Copy out all lines that hold "title".

• Rows from a figure dataset:

+ + +

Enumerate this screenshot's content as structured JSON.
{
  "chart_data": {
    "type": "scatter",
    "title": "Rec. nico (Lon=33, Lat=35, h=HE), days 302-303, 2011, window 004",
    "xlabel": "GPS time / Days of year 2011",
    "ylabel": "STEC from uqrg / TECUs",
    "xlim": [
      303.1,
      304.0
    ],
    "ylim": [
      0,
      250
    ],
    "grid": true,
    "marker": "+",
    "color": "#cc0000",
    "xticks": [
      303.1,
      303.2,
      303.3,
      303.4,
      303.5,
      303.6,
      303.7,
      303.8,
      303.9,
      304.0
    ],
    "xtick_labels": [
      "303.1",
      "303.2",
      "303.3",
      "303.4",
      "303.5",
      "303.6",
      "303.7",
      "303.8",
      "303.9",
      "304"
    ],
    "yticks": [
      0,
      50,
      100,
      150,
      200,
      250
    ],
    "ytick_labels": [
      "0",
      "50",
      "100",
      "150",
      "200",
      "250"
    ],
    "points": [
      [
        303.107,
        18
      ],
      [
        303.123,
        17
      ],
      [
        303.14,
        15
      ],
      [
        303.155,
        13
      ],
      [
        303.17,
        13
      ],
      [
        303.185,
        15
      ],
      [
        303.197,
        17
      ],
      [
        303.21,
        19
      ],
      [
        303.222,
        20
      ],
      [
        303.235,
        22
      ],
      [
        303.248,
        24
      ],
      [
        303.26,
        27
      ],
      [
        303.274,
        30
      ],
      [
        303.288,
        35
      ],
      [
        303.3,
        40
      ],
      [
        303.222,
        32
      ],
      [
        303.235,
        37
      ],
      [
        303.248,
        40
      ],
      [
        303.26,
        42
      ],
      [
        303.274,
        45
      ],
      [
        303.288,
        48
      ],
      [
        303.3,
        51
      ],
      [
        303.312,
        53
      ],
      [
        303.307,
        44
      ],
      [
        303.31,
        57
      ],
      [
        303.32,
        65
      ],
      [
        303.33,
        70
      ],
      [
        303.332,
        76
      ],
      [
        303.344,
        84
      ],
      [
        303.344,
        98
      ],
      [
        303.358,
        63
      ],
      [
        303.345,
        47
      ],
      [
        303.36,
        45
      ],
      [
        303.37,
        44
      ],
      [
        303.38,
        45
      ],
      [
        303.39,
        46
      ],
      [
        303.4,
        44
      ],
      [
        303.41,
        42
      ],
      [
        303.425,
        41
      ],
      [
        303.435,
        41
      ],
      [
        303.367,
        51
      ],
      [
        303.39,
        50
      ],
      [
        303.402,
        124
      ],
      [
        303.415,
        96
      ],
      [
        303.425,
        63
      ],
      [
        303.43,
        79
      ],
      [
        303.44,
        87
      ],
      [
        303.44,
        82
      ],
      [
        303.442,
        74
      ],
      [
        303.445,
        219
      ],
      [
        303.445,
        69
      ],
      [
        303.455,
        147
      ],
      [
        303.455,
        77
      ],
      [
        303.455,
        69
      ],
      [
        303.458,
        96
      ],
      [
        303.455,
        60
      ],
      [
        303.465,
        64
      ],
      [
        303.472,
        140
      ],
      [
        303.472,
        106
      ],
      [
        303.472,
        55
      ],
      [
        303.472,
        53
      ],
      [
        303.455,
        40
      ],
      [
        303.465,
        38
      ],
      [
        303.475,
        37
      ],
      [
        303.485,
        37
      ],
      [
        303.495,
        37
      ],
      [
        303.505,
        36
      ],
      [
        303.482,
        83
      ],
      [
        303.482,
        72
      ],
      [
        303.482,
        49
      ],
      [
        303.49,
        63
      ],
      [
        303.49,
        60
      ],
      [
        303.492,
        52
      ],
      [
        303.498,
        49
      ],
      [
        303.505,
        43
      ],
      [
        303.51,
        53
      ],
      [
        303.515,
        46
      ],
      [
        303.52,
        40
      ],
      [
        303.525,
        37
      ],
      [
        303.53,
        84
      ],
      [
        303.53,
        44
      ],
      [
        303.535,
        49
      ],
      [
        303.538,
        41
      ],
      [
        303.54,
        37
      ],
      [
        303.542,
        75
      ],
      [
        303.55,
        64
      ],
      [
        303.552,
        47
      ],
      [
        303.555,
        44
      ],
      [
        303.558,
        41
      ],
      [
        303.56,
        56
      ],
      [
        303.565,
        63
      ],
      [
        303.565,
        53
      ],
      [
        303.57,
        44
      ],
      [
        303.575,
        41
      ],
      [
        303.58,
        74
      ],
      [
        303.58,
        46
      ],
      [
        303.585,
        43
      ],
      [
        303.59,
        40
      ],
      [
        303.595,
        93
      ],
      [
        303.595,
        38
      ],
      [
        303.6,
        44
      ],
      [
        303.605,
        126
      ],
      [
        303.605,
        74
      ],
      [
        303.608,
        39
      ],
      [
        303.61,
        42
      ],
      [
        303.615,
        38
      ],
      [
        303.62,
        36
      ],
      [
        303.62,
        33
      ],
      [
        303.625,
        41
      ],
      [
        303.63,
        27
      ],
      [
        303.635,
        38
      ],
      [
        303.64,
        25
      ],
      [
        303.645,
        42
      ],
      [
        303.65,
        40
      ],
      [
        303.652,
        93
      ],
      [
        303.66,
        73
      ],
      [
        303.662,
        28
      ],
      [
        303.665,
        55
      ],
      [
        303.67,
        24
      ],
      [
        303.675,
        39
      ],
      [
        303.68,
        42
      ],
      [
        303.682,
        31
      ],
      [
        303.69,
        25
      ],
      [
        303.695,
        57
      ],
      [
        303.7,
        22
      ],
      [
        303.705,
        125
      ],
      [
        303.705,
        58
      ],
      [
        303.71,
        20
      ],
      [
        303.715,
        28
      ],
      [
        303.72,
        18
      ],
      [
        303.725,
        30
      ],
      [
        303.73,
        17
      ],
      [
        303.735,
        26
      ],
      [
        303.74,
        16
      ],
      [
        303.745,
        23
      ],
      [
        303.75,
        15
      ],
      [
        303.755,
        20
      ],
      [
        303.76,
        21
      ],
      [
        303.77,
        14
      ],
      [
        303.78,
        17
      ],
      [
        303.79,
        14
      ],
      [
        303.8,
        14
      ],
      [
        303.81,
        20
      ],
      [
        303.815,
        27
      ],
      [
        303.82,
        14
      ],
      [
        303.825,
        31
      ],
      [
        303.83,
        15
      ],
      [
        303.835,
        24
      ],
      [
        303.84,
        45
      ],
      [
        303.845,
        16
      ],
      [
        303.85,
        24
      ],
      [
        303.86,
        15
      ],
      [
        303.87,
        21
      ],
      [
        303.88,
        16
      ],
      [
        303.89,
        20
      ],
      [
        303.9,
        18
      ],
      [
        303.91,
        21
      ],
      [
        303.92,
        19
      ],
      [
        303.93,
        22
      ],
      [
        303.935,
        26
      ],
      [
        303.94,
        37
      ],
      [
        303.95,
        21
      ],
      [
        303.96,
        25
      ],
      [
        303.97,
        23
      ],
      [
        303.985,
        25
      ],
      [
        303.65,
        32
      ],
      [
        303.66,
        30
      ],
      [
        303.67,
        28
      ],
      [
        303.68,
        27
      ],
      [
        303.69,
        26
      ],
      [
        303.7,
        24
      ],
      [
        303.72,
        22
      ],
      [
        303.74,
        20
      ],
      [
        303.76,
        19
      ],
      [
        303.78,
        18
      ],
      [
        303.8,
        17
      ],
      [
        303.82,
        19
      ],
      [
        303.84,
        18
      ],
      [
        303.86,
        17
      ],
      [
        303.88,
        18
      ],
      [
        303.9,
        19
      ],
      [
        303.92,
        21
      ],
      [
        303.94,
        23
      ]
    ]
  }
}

+ + +

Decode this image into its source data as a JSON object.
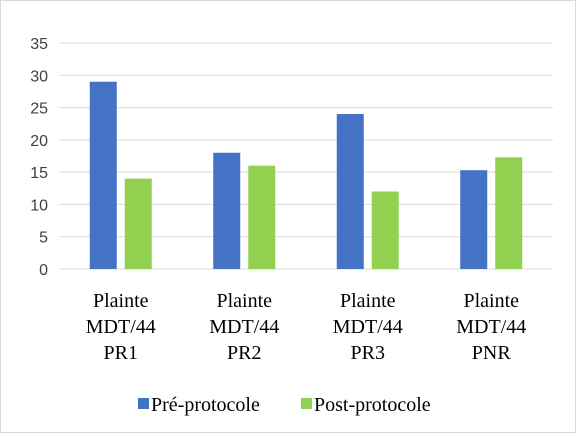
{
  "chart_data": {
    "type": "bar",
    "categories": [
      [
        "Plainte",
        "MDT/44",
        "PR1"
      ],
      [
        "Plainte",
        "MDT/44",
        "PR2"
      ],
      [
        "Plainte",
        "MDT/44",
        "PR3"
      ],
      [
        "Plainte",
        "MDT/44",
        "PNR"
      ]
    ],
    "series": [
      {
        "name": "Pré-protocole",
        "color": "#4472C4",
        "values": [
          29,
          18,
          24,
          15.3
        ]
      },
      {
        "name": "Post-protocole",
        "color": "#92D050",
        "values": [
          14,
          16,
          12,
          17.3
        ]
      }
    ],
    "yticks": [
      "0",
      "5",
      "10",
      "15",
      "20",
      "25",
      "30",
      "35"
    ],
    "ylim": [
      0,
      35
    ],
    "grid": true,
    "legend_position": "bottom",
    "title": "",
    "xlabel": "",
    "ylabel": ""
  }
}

+ + +

• SOLUTION TO THIS EXERCISE:
    "title": "Rec. nico (Lon=33, Lat=35, h=HE), days 302-303, 2011, window 004",
    "title": "",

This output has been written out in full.